***** 対象の本文 *****
同じようなことは、純血を重んじるほとんどすべての家畜の繁殖現場で信じられていると思います。特に犬や馬です。
他種や雑種とかかったメス犬は、その後もう同種のオスとかけあわせても生まれる子犬は純血ではないとか、馬についてもご質問に挙げられる通りです。
愚かしいことに、これは現代の血統協会にすら頭から信じ込んでいる人がいたりします。しかしそんなことはあり得ません。
かなり以前によく似た質問に回答したことがあります。他にも類似の質問はあります。
血統書付きのメス犬を飼っていて、他の品種の子供を産んでしまったのでもう繁殖に向かないのではないかと相談するような内容です。
私が知る限りでは、これは無知と誤解がもとです。約150年前に、スコットランドのモルトン卿という人物が所有していたメス馬と、オスのシマウマをかけあわせたそうです。このとき生まれた子馬の体には当然ながら縞模様があったとか。
***** 行の抜粋 *****
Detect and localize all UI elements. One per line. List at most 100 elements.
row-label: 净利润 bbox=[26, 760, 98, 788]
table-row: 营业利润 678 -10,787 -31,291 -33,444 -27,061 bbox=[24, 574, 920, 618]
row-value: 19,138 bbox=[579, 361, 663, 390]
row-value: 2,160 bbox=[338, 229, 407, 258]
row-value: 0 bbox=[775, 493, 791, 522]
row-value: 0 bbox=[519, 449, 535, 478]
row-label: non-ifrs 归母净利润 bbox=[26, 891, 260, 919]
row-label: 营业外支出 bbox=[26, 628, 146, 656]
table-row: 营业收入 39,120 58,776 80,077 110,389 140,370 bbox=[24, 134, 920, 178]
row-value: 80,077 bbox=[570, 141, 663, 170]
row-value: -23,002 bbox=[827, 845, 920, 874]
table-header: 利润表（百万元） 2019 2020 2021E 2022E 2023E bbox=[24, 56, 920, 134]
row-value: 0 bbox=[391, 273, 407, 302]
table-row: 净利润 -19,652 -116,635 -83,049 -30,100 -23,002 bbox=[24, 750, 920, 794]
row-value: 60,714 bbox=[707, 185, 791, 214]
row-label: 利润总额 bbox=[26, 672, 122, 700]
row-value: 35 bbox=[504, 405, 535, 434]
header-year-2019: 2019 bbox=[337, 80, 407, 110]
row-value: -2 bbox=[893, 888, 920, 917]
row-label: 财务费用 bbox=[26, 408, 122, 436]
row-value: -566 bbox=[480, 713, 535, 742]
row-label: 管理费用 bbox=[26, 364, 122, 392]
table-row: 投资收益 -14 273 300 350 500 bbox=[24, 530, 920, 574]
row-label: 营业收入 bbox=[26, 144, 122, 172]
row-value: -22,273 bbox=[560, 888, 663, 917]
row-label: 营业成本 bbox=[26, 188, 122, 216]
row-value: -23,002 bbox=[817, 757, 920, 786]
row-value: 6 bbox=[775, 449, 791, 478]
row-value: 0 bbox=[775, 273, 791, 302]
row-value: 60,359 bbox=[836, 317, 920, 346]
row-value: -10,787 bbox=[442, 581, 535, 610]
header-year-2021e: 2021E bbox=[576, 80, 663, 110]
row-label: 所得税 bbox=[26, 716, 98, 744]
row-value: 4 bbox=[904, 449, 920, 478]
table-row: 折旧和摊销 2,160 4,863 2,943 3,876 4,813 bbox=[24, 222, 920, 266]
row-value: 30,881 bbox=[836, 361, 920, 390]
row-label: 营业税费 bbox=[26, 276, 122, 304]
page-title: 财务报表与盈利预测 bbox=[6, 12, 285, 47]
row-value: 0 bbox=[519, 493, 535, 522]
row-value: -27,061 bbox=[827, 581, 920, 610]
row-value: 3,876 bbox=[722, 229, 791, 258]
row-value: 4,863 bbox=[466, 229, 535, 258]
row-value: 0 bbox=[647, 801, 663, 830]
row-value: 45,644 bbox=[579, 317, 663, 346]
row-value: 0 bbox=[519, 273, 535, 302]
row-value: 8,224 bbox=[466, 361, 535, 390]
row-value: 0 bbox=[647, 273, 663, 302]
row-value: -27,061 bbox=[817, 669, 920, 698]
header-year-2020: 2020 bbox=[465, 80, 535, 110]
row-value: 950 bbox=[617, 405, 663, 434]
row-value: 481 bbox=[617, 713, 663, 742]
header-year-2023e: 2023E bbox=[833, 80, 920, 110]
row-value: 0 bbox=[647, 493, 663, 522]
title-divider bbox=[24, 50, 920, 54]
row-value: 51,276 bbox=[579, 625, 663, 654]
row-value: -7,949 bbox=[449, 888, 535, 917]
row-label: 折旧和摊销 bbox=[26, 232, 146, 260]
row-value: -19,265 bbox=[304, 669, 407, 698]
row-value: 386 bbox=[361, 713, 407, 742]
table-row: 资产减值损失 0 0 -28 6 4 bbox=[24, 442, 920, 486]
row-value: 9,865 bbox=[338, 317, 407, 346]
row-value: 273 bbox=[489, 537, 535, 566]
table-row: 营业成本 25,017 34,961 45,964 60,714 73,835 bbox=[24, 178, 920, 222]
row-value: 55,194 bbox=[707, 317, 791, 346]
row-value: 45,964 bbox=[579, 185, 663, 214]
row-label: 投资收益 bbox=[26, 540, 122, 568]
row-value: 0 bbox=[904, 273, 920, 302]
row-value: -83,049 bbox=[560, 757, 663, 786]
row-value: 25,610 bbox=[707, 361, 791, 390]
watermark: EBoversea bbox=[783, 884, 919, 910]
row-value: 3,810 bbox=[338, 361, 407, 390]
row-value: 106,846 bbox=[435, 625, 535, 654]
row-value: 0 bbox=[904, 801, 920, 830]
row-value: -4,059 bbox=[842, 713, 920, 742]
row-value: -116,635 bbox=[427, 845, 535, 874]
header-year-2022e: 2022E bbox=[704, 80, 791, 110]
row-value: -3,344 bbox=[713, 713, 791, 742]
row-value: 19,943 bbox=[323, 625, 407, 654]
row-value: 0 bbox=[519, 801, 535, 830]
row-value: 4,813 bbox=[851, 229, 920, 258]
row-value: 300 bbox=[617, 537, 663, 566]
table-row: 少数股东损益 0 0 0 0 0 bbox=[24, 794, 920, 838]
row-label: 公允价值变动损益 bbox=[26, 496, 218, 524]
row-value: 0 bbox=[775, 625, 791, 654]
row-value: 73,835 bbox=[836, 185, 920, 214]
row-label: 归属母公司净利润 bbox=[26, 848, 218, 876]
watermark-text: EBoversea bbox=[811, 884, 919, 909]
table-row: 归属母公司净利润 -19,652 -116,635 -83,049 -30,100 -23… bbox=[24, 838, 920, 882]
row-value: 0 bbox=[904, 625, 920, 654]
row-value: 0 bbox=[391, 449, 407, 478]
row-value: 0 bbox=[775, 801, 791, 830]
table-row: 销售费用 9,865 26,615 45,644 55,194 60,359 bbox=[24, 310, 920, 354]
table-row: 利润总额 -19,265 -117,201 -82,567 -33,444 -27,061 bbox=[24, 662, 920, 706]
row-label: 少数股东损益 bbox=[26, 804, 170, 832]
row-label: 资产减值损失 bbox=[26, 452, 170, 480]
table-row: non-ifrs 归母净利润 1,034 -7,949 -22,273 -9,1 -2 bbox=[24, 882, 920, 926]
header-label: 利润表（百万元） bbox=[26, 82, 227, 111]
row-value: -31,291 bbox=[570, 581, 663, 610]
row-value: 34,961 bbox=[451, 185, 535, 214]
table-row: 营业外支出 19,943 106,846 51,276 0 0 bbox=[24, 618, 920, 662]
*****
- 課題内容
家畜の純血をめぐる本文を、最後の文の直後から引き継いで書き進めること。

- 回答
その後、純血のアラブ馬とそのメス馬を交配させたものの、その時にも「縞模様のある子馬」が生まれたそうです。「男の精力が女の腹を借りて子供を生ませる」と信じられていた時代、モルトン卿は「シマウマのなにかがメス馬の体内に残り、今なおメス馬を支配している」といったような発表をしたようです。
生き物の中には長期間オスの精子を保存して繁殖する種もいます。異性同士が繁殖期にうまくめぐり合う可能性が低い生き物や、繁殖期に適した時期と、実際子育てするのに適した時期とがかなりずれている生き物などに見受けられます。
このように仕組みが様々なのですから、科学的な裏付けが得られない時代、同種以外と交配しないよう厳しく管理することだけが"血が混ざる"ことを防ぐ唯一絶対の手段だったのではないでしょうか。
そして、実をいうと人間でも似たようなことが言われたりします。これはおそらく配偶者防衛の心理から出たものでしょう。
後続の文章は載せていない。